Brief – Quote the listing below in its entirety.

Input data –
+-------+
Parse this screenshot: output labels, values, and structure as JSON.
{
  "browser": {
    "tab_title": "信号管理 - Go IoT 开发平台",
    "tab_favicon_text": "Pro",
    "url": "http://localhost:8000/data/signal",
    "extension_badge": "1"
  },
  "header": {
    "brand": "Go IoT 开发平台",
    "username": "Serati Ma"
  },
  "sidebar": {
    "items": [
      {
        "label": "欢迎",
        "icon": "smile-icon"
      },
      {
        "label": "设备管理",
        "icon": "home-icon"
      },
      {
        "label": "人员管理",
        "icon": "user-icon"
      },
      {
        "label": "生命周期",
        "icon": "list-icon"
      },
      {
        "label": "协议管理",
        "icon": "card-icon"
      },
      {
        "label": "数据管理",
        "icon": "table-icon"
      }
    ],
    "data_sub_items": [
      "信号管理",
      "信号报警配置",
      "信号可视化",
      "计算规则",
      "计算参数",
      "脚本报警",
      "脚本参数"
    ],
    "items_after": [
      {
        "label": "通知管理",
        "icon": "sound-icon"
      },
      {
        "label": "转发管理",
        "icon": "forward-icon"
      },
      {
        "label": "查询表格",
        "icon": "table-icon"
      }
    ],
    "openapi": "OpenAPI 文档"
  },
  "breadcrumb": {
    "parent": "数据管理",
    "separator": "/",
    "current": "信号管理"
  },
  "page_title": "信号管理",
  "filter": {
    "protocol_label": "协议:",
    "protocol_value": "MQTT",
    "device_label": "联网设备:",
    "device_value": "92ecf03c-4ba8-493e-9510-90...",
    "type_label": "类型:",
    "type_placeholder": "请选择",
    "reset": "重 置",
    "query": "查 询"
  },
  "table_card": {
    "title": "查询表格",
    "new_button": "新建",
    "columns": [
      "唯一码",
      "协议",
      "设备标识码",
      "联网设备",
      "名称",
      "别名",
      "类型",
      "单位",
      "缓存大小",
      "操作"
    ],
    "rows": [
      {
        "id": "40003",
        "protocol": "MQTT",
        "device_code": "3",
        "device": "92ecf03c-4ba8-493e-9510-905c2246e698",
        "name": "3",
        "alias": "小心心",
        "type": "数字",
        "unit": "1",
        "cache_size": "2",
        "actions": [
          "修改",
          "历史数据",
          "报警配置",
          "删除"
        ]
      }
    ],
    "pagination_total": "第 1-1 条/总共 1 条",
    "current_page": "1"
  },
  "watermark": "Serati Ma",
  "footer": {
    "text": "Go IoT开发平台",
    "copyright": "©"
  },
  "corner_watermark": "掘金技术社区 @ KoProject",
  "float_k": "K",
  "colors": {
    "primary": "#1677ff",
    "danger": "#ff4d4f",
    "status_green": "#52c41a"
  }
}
+-------+
Answer to the problem –
Parse this screenshot: output labels, values, and structure as JSON.
{
  "browser": {
    "tab_title": "信号管理 - Go IoT 开发平台",
    "tab_favicon_text": "Pro",
    "url": "http://localhost:8000/data/signal",
    "extension_badge": "1"
  },
  "header": {
    "brand": "Go IoT 开发平台",
    "username": "Serati Ma"
  },
  "sidebar": {
    "items": [
      {
        "label": "欢迎",
        "icon": "smile-icon"
      },
      {
        "label": "设备管理",
        "icon": "home-icon"
      },
      {
        "label": "人员管理",
        "icon": "user-icon"
      },
      {
        "label": "生命周期",
        "icon": "list-icon"
      },
      {
        "label": "协议管理",
        "icon": "card-icon"
      },
      {
        "label": "数据管理",
        "icon": "table-icon"
      }
    ],
    "data_sub_items": [
      "信号管理",
      "信号报警配置",
      "信号可视化",
      "计算规则",
      "计算参数",
      "脚本报警",
      "脚本参数"
    ],
    "items_after": [
      {
        "label": "通知管理",
        "icon": "sound-icon"
      },
      {
        "label": "转发管理",
        "icon": "forward-icon"
      },
      {
        "label": "查询表格",
        "icon": "table-icon"
      }
    ],
    "openapi": "OpenAPI 文档"
  },
  "breadcrumb": {
    "parent": "数据管理",
    "separator": "/",
    "current": "信号管理"
  },
  "page_title": "信号管理",
  "filter": {
    "protocol_label": "协议:",
    "protocol_value": "MQTT",
    "device_label": "联网设备:",
    "device_value": "92ecf03c-4ba8-493e-9510-90...",
    "type_label": "类型:",
    "type_placeholder": "请选择",
    "reset": "重 置",
    "query": "查 询"
  },
  "table_card": {
    "title": "查询表格",
    "new_button": "新建",
    "columns": [
      "唯一码",
      "协议",
      "设备标识码",
      "联网设备",
      "名称",
      "别名",
      "类型",
      "单位",
      "缓存大小",
      "操作"
    ],
    "rows": [
      {
        "id": "40003",
        "protocol": "MQTT",
        "device_code": "3",
        "device": "92ecf03c-4ba8-493e-9510-905c2246e698",
        "name": "3",
        "alias": "小心心",
        "type": "数字",
        "unit": "1",
        "cache_size": "2",
        "actions": [
          "修改",
          "历史数据",
          "报警配置",
          "删除"
        ]
      }
    ],
    "pagination_total": "第 1-1 条/总共 1 条",
    "current_page": "1"
  },
  "watermark": "Serati Ma",
  "footer": {
    "text": "Go IoT开发平台",
    "copyright": "©"
  },
  "corner_watermark": "掘金技术社区 @ KoProject",
  "float_k": "K",
  "colors": {
    "primary": "#1677ff",
    "danger": "#ff4d4f",
    "status_green": "#52c41a"
  }
}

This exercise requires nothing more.